## JOB
Scan the material below for the string "nBatteries", and copy every line where it shows up.

= = =

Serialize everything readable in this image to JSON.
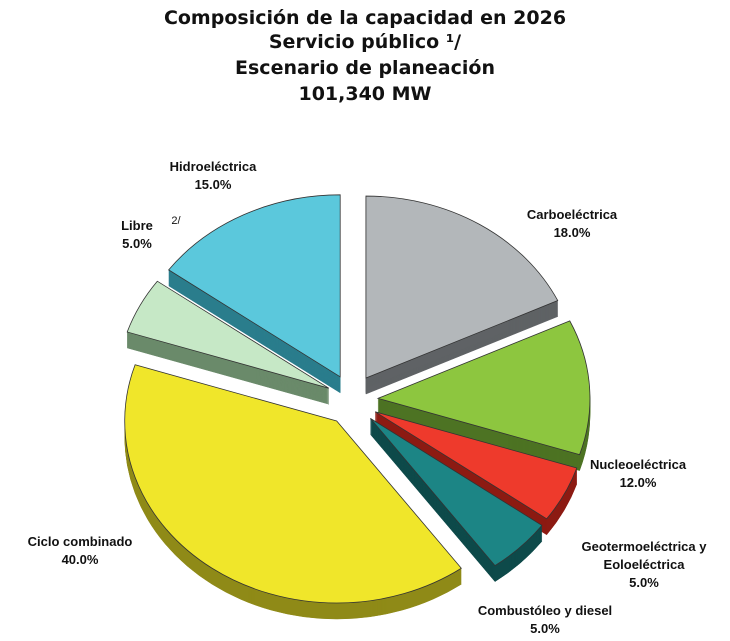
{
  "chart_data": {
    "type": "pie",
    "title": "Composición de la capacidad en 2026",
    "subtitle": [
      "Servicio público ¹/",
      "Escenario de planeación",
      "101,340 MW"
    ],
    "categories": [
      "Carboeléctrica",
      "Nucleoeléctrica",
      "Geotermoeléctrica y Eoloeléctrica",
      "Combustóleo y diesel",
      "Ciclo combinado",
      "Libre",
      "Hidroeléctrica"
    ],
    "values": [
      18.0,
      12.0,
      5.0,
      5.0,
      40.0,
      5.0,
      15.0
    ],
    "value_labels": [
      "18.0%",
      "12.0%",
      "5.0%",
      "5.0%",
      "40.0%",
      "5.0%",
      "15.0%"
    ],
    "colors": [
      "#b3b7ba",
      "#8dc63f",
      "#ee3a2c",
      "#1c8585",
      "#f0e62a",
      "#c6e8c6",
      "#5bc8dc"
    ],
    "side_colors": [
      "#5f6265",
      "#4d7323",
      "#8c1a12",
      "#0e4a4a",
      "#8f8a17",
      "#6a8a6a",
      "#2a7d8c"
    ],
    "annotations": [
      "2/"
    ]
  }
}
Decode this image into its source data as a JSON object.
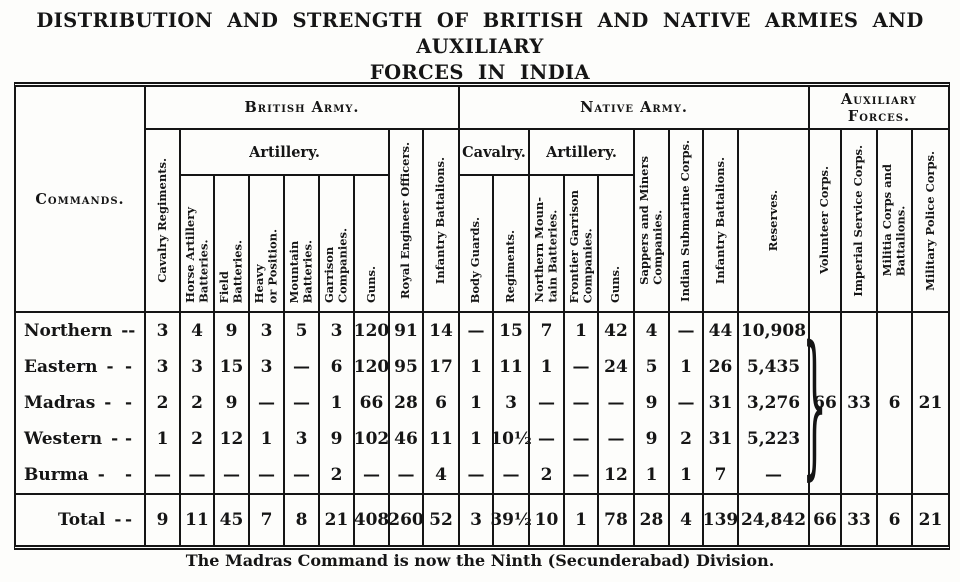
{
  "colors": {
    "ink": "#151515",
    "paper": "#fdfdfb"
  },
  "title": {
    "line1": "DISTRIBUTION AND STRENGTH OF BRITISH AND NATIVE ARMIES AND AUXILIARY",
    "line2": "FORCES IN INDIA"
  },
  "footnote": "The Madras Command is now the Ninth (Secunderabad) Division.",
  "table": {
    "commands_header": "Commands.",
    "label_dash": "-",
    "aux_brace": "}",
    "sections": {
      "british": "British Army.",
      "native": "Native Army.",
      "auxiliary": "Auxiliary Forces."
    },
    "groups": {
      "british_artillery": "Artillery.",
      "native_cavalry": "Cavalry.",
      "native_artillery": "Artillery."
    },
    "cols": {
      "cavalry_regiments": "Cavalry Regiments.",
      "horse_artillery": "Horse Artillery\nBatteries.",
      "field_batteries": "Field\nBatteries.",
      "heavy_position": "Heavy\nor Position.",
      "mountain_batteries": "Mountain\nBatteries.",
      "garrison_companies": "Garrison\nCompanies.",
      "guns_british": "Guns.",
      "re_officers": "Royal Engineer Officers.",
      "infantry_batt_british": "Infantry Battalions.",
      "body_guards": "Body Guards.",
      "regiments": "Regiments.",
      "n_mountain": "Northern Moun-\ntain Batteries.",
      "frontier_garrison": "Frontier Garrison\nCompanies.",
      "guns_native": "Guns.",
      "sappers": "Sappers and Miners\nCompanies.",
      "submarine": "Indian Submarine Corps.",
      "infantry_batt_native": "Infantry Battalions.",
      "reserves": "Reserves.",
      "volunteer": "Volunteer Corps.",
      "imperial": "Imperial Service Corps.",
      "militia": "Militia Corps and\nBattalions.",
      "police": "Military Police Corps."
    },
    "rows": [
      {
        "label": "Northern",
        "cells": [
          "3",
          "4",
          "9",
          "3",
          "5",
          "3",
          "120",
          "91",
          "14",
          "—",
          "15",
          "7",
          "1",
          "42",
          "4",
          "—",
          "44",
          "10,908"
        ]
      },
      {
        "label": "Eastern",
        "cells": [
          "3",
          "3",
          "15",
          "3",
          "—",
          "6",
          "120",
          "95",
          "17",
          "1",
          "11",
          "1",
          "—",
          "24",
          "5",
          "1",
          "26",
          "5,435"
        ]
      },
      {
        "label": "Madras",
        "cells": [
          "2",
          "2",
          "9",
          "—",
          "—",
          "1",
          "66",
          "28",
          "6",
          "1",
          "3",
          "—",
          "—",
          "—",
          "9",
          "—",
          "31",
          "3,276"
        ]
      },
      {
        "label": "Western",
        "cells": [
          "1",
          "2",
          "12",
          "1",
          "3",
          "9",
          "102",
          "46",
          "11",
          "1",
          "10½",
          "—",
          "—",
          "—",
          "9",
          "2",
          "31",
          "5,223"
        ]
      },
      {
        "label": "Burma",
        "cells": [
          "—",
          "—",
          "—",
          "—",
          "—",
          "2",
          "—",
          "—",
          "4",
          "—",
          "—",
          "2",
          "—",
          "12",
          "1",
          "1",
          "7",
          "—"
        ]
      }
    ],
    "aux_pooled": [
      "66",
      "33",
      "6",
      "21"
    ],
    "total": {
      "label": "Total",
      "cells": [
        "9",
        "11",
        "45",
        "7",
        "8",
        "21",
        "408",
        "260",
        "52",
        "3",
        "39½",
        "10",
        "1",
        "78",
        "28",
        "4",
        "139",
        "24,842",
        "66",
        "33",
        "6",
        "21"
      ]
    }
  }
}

= = =

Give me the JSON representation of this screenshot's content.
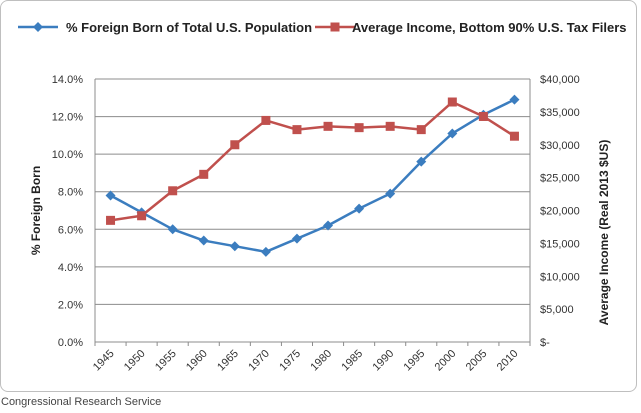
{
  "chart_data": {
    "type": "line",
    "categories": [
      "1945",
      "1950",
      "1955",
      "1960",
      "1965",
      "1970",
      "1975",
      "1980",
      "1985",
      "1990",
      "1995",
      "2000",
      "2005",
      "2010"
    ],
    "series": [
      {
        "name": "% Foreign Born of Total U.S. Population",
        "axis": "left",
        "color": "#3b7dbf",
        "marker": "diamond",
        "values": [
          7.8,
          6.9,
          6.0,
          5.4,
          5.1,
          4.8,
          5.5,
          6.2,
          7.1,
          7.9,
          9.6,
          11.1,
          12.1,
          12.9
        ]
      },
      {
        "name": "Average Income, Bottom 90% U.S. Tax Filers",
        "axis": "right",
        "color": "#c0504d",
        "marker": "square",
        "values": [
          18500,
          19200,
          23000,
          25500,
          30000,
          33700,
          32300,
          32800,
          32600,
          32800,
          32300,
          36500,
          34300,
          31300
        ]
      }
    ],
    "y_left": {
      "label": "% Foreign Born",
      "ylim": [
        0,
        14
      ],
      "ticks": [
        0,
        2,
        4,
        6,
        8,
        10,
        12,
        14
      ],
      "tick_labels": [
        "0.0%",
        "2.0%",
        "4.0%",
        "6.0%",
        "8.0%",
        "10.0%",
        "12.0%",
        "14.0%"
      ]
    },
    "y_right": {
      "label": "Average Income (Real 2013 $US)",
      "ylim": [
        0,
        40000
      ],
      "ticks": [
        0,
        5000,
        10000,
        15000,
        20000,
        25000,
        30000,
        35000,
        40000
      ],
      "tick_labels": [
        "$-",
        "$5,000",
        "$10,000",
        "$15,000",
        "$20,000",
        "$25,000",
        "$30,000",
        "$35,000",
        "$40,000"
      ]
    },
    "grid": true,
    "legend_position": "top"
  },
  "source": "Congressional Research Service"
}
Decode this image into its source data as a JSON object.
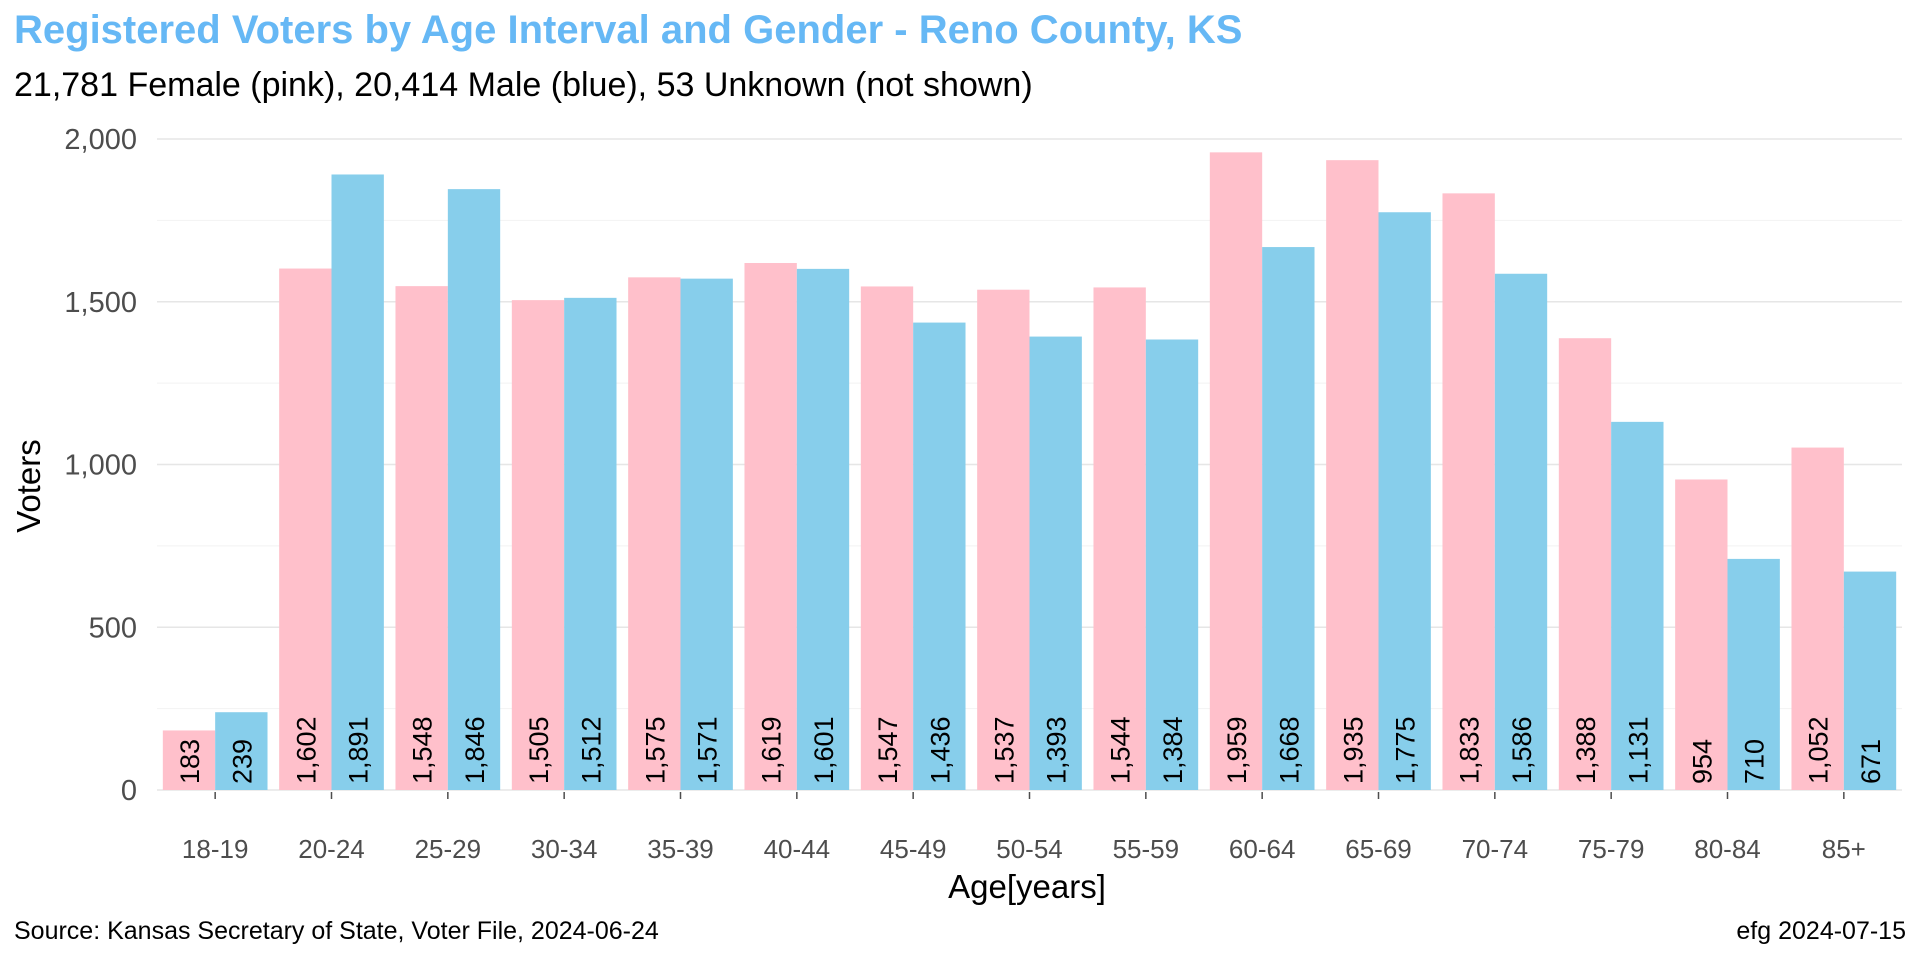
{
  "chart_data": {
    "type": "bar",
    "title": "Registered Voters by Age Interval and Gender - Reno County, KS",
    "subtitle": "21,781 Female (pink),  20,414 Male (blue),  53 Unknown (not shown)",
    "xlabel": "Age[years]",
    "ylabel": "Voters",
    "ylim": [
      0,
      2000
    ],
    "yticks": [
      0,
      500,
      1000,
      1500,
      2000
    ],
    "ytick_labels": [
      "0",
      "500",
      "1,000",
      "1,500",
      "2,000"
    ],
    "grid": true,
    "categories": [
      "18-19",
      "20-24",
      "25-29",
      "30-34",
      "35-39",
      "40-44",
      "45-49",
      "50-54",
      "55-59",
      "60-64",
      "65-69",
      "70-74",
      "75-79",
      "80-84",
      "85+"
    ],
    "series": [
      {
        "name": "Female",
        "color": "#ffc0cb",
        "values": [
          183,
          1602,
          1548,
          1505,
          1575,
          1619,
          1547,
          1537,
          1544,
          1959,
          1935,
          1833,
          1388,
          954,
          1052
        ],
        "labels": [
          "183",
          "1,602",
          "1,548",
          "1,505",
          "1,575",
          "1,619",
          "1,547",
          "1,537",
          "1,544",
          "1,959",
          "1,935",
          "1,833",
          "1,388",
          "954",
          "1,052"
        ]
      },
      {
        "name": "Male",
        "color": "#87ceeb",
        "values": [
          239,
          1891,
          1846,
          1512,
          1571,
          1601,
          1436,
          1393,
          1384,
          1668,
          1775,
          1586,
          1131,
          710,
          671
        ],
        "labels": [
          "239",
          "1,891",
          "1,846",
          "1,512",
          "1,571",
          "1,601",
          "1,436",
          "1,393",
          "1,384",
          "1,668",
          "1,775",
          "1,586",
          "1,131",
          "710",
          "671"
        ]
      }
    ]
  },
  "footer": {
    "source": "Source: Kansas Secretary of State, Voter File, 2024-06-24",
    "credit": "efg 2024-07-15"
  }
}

= = =

## WRITTEN ANSWER
      "horse_artillery": "Horse Artillery\nBatteries.",
      "field_batteries": "Field\nBatteries.",
      "mountain_batteries": "Mountain\nBatteries.",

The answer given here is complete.